#### Selected passage

There's something like righteous rage, protective rage, taking care of threats no matter what it takes... and preying on the vulnerable. They're very different.

I don't think you're a hypocrite. ;) You're a critical thinker with an open heart.

I'm not talking souls / mercy / whichever it is honestly. All I'm talking is choice. Choice that isn't coerced. Choise that is made of a free will. Metaphysics don't have much to do with that in my opinion.

I believe in human rights. Wouldn't be at the point of my life if I didn't. In the same time, there are people acutely risky for dozens of other people. And if I believe in something more than human rights looking right in discussions? It's actual applicance of human rights for people who have been denied them their whole lives. Who have been forced to acts deemed inhumane. Who have been hurt profoundly just for who they are. Who are systematically hurt. Who cannot defend themselves. Who don't even have the idea they could defend themselves. Who disappear and die an ugly death without any justice. Not who did it to them.

Some people remove themselves from humanity by their choices. (And again, choice is a complicated matter. Not enough complicated though to not be figurable. The example of psychopaths? I wouldn't know about psychopaths specifically, we don't mesh well at all. Sociopaths though? They're able to mentally and intellectually reason what is less harmful and more harmful and what are societies expectations of appropriate behavior. There are checks of control. There IS understanding of some things considered basics.)
 
To try to get this down briefly;

If in the heat of the moment, someone causes serious harm to a person as they save another who is being victimized, that is one thing.

To do the same harm as an act of revenge or retribution when it wasn't you being harmed - is something very different.

########

**Written instruction A**
Set down, word for word, the stretch of the passage on rage and choice from "Some people remove" through "is one thing.".

#### Material provided

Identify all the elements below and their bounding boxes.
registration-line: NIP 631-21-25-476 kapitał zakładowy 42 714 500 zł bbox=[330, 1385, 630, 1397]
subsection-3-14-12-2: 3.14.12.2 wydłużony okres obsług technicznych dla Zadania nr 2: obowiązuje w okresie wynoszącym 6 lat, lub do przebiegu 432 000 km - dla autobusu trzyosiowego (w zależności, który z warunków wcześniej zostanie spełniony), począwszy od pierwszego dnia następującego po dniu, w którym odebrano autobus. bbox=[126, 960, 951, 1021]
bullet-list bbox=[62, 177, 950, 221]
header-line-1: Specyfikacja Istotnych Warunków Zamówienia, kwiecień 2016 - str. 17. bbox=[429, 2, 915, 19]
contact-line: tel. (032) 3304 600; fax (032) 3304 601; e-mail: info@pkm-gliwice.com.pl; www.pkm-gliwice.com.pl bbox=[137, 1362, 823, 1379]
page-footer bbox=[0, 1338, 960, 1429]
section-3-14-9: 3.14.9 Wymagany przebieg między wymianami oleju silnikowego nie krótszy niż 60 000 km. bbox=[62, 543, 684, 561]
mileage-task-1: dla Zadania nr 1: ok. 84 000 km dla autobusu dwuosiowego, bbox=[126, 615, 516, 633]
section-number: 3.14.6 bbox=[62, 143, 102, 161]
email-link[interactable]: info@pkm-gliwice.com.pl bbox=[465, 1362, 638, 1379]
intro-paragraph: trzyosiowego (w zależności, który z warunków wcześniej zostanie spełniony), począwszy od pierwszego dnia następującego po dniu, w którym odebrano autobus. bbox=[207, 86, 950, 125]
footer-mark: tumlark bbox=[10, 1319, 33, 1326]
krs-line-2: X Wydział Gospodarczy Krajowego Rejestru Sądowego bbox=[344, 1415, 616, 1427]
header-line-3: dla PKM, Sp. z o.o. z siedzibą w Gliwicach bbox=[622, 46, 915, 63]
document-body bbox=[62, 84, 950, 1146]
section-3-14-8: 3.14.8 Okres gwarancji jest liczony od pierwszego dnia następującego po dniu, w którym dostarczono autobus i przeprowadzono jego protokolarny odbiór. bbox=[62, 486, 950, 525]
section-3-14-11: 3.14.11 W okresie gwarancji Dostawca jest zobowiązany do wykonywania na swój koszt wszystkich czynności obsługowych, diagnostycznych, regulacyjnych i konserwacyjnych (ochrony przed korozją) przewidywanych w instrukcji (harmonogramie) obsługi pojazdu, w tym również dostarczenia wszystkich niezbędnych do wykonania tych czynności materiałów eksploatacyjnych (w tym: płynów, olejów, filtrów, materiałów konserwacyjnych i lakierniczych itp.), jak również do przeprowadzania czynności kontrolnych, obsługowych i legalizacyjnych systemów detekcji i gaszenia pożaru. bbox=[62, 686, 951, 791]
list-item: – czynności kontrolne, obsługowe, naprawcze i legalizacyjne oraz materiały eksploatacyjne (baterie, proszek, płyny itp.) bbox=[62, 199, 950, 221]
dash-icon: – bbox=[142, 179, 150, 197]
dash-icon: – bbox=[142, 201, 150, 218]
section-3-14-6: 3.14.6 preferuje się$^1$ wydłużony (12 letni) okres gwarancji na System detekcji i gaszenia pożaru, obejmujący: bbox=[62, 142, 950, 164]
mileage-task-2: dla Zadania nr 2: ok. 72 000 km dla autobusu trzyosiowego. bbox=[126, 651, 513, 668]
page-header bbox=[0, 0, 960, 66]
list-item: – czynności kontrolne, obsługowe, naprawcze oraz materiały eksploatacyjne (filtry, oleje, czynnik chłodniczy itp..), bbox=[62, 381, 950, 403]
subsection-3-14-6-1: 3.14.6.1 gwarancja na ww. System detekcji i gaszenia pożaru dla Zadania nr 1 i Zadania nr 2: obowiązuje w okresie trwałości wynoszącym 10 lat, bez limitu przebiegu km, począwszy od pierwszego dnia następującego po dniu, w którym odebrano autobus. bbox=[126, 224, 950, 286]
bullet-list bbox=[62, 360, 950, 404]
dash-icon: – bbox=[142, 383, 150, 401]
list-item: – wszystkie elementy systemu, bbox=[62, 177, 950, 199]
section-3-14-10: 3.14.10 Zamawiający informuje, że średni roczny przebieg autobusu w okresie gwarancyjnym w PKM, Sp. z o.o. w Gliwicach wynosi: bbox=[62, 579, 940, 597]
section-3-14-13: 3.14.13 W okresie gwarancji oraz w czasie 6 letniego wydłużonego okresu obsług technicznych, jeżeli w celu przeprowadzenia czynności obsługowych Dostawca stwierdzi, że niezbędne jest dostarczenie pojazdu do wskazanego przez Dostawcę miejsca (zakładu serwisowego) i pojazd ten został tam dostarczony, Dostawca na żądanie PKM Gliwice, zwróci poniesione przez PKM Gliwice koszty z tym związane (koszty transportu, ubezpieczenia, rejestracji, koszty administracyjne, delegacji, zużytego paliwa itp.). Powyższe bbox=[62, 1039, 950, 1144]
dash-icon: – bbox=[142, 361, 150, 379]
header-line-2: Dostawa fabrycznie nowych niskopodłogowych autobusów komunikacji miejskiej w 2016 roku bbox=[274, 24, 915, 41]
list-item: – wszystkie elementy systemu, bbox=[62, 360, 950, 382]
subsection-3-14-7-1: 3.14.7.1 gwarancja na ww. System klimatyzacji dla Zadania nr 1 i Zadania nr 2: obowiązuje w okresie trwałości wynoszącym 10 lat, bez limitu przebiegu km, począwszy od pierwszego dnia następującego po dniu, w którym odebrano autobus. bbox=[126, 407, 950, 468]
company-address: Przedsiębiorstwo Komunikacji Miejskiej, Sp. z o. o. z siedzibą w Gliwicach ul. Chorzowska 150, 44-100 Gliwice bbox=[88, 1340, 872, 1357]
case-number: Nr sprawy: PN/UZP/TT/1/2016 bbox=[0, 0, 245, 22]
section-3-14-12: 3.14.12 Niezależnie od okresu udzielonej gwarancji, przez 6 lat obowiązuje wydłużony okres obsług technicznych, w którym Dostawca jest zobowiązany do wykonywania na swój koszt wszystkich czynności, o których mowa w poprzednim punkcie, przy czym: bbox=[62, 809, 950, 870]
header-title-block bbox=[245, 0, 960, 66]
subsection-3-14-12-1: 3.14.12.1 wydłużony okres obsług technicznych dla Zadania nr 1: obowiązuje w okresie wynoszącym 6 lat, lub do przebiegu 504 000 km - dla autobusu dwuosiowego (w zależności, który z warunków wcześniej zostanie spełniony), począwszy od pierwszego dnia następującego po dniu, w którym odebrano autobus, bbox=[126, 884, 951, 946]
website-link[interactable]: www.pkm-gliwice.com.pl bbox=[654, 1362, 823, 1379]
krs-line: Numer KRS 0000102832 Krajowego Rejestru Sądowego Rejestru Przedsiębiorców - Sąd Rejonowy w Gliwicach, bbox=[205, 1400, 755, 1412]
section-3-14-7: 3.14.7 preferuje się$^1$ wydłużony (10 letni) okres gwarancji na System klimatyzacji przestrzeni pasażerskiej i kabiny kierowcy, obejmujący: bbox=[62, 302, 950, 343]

########

**Written instruction B**
Please extract the stretch of the entries from their first line through the line containing "section-3-14-9: 3.14.9 Wymagany", reproducing each of those lines unchanged.

**Complete response A**
Some people remove themselves from humanity by their choices. (And again, choice is a complicated matter. Not enough complicated though to not be figurable. The example of psychopaths? I wouldn't know about psychopaths specifically, we don't mesh well at all. Sociopaths though? They're able to mentally and intellectually reason what is less harmful and more harmful and what are societies expectations of appropriate behavior. There are checks of control. There IS understanding of some things considered basics.)
 
To try to get this down briefly;

If in the heat of the moment, someone causes serious harm to a person as they save another who is being victimized, that is one thing.

**Complete response B**
Identify all the elements below and their bounding boxes.
registration-line: NIP 631-21-25-476 kapitał zakładowy 42 714 500 zł bbox=[330, 1385, 630, 1397]
subsection-3-14-12-2: 3.14.12.2 wydłużony okres obsług technicznych dla Zadania nr 2: obowiązuje w okresie wynoszącym 6 lat, lub do przebiegu 432 000 km - dla autobusu trzyosiowego (w zależności, który z warunków wcześniej zostanie spełniony), począwszy od pierwszego dnia następującego po dniu, w którym odebrano autobus. bbox=[126, 960, 951, 1021]
bullet-list bbox=[62, 177, 950, 221]
header-line-1: Specyfikacja Istotnych Warunków Zamówienia, kwiecień 2016 - str. 17. bbox=[429, 2, 915, 19]
contact-line: tel. (032) 3304 600; fax (032) 3304 601; e-mail: info@pkm-gliwice.com.pl; www.pkm-gliwice.com.pl bbox=[137, 1362, 823, 1379]
page-footer bbox=[0, 1338, 960, 1429]
section-3-14-9: 3.14.9 Wymagany przebieg między wymianami oleju silnikowego nie krótszy niż 60 000 km. bbox=[62, 543, 684, 561]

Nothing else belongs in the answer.